> _STORED DATA_
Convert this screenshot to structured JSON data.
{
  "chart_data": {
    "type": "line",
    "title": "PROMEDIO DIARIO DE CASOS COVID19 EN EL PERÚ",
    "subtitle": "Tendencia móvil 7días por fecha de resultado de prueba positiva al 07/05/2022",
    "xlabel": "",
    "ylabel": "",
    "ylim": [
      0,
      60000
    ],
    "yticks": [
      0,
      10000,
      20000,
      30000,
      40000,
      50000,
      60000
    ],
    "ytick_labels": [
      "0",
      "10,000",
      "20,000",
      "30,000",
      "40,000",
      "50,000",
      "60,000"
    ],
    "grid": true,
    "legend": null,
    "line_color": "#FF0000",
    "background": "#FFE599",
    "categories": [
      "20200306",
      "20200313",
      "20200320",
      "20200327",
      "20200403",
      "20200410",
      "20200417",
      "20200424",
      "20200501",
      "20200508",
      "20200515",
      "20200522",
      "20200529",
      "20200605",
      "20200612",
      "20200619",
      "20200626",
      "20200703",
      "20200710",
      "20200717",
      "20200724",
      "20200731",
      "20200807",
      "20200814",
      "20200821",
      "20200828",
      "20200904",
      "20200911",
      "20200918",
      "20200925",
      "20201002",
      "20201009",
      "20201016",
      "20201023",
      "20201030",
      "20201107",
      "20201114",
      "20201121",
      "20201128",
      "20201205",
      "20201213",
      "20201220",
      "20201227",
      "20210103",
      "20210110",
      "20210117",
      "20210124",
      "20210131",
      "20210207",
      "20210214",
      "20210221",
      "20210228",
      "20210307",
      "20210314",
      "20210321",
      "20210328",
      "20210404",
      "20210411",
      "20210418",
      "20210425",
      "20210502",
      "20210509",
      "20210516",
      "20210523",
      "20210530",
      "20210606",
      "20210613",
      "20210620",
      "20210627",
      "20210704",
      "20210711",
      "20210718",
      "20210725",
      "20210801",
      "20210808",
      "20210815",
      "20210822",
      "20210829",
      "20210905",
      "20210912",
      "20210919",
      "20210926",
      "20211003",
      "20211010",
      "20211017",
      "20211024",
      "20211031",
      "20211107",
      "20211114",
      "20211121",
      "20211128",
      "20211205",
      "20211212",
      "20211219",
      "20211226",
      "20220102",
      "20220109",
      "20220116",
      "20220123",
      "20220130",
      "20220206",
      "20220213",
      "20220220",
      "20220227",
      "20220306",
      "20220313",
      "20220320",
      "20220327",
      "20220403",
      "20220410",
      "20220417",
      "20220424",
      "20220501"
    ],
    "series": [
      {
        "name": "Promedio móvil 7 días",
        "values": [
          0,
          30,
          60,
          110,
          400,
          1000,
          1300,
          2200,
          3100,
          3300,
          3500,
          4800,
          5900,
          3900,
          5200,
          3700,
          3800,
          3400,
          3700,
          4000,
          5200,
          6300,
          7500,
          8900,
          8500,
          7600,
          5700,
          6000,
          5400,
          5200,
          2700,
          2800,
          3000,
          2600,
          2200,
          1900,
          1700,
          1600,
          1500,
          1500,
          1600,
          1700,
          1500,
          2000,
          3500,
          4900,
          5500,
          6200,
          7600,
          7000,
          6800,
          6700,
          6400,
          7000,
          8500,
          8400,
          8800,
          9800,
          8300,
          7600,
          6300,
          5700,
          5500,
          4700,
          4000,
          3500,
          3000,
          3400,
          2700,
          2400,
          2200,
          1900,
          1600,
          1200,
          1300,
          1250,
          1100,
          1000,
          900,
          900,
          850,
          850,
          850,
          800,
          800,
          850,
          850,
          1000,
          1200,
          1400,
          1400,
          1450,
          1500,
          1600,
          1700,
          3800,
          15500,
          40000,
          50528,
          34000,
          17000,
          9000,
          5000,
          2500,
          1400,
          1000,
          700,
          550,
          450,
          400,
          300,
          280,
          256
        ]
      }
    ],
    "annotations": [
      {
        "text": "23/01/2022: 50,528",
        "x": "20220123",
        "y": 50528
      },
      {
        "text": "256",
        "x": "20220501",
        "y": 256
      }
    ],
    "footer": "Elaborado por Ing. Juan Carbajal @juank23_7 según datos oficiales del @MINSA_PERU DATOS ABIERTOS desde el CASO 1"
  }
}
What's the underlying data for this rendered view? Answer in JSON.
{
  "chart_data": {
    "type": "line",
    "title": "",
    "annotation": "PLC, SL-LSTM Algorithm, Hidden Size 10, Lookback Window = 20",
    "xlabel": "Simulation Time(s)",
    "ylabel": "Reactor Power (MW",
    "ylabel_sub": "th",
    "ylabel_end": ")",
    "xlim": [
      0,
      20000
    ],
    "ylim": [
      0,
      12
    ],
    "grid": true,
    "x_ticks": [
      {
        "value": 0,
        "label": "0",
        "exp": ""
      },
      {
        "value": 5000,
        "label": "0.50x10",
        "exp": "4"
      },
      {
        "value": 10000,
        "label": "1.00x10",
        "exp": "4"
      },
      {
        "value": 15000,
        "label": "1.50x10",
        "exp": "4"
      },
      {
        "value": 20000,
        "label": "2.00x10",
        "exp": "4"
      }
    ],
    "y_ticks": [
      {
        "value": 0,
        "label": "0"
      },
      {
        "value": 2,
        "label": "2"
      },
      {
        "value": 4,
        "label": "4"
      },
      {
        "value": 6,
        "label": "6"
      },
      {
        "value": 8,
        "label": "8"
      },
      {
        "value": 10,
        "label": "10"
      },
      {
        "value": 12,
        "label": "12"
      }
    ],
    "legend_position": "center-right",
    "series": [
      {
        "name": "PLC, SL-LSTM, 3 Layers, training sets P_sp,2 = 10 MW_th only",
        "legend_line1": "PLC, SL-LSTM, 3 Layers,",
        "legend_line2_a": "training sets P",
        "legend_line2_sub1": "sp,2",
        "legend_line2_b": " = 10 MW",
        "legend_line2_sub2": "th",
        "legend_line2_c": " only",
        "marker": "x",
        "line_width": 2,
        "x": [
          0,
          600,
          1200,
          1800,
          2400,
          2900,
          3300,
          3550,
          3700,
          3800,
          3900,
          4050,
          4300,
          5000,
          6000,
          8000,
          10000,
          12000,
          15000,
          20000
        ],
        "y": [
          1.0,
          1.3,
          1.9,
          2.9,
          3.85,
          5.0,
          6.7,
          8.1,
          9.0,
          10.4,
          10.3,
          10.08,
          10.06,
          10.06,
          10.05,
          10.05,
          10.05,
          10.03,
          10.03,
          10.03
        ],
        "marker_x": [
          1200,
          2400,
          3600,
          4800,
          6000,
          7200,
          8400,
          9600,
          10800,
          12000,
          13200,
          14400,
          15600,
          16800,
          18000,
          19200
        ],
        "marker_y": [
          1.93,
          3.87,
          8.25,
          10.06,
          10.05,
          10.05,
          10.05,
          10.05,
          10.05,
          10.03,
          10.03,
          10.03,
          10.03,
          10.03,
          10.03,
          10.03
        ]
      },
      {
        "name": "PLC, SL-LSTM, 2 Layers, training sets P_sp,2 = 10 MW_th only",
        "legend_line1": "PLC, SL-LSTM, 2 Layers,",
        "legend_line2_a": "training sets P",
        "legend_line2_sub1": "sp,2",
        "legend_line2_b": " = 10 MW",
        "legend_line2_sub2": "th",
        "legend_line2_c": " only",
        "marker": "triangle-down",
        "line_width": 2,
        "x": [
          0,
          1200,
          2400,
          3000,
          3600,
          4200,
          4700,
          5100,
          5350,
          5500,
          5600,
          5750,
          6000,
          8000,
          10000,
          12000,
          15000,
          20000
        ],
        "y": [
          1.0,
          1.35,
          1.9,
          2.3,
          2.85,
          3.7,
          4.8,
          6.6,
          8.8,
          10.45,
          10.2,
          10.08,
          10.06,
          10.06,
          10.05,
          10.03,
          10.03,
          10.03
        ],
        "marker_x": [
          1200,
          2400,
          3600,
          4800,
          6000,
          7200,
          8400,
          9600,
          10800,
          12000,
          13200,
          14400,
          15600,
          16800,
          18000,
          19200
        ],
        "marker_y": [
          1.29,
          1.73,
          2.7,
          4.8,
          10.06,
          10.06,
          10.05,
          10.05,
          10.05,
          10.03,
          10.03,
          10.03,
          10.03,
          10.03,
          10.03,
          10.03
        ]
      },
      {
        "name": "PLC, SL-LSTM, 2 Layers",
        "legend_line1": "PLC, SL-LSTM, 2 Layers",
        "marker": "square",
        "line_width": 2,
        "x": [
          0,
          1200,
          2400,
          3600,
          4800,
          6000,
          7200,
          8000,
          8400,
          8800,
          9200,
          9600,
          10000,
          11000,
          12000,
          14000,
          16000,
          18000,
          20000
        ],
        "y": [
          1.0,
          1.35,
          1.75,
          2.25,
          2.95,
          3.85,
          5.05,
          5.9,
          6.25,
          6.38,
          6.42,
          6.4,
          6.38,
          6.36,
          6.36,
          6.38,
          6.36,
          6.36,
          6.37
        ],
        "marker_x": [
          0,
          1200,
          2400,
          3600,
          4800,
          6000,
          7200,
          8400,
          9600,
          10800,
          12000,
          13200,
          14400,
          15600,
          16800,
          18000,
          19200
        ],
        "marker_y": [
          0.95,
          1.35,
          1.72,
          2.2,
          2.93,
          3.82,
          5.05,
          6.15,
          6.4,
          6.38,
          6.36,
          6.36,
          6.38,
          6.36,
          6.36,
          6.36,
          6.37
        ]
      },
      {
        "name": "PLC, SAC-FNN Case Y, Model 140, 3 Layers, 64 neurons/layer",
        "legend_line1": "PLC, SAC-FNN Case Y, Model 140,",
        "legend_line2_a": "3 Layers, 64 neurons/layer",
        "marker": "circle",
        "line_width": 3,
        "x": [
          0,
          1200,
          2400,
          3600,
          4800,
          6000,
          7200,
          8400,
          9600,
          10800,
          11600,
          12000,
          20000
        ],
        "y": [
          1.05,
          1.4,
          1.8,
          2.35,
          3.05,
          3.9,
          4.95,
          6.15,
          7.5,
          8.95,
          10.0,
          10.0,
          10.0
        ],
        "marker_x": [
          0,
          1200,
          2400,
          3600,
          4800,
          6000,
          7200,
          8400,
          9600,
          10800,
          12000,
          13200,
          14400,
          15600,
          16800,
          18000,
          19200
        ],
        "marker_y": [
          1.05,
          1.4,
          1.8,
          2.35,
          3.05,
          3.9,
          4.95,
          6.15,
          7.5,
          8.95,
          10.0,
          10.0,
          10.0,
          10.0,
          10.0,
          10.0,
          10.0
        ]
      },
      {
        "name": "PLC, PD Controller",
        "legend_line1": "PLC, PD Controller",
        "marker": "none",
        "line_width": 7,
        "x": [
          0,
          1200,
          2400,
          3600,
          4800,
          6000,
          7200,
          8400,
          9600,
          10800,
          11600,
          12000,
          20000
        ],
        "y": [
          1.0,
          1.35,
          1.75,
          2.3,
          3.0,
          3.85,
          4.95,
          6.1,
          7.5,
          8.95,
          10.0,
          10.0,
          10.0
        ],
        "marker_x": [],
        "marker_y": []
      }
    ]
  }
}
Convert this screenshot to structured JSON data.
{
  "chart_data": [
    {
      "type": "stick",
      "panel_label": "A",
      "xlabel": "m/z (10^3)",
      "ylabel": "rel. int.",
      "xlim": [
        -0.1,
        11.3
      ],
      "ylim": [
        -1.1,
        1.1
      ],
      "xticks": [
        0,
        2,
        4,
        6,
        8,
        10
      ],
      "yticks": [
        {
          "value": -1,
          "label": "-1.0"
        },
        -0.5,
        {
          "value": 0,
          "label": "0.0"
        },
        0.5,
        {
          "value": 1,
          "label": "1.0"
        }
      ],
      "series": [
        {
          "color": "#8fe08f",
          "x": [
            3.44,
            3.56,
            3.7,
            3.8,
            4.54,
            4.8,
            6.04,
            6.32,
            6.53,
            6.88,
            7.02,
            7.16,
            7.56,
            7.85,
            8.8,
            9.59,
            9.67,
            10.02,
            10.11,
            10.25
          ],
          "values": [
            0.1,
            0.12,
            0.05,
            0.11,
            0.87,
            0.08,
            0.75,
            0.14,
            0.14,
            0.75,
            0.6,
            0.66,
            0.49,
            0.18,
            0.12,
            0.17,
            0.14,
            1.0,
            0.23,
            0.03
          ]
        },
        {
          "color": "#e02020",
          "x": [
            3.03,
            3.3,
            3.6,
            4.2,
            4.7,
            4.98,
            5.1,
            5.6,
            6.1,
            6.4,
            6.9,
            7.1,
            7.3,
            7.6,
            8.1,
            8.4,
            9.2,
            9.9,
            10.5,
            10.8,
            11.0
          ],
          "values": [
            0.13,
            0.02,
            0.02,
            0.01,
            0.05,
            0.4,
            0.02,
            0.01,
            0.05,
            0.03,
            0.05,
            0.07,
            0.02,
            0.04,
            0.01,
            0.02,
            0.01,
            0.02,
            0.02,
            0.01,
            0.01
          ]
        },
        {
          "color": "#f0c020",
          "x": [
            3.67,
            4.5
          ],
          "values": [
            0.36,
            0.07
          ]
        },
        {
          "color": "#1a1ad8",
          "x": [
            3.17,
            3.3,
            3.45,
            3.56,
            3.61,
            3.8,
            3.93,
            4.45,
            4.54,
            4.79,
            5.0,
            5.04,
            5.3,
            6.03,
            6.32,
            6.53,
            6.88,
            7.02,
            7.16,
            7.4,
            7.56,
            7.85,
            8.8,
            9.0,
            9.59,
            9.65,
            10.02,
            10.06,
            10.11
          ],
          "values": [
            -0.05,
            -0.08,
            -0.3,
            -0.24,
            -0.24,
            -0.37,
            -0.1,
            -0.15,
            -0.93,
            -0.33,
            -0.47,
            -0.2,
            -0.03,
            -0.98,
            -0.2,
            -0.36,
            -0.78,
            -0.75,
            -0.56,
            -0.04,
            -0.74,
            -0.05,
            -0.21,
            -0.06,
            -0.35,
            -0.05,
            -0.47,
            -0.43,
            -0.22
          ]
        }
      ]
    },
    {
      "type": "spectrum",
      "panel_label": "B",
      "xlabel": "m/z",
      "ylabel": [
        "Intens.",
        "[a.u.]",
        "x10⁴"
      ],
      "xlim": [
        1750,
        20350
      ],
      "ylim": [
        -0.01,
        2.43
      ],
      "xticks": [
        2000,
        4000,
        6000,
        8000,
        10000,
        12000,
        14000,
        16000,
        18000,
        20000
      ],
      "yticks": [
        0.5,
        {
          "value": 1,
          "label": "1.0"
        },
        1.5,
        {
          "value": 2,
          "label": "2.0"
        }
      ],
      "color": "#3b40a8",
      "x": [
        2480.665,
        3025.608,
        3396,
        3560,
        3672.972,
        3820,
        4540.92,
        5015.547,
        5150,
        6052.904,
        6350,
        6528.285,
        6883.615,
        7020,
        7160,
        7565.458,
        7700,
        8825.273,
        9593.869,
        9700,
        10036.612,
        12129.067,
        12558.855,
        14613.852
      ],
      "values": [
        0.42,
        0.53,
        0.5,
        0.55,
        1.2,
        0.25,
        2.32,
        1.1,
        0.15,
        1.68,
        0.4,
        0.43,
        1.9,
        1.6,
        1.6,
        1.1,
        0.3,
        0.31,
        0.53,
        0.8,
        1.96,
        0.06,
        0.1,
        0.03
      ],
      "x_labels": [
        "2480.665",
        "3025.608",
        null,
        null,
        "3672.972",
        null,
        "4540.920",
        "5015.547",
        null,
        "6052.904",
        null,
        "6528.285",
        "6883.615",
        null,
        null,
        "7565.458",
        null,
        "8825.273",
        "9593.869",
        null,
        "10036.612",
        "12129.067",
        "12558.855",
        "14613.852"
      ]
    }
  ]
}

> _REQUEST_
Identify all lines in the records above with the word "Case".

> _RESULT_
        "name": "PLC, SAC-FNN Case Y, Model 140, 3 Layers, 64 neurons/layer",
        "legend_line1": "PLC, SAC-FNN Case Y, Model 140,",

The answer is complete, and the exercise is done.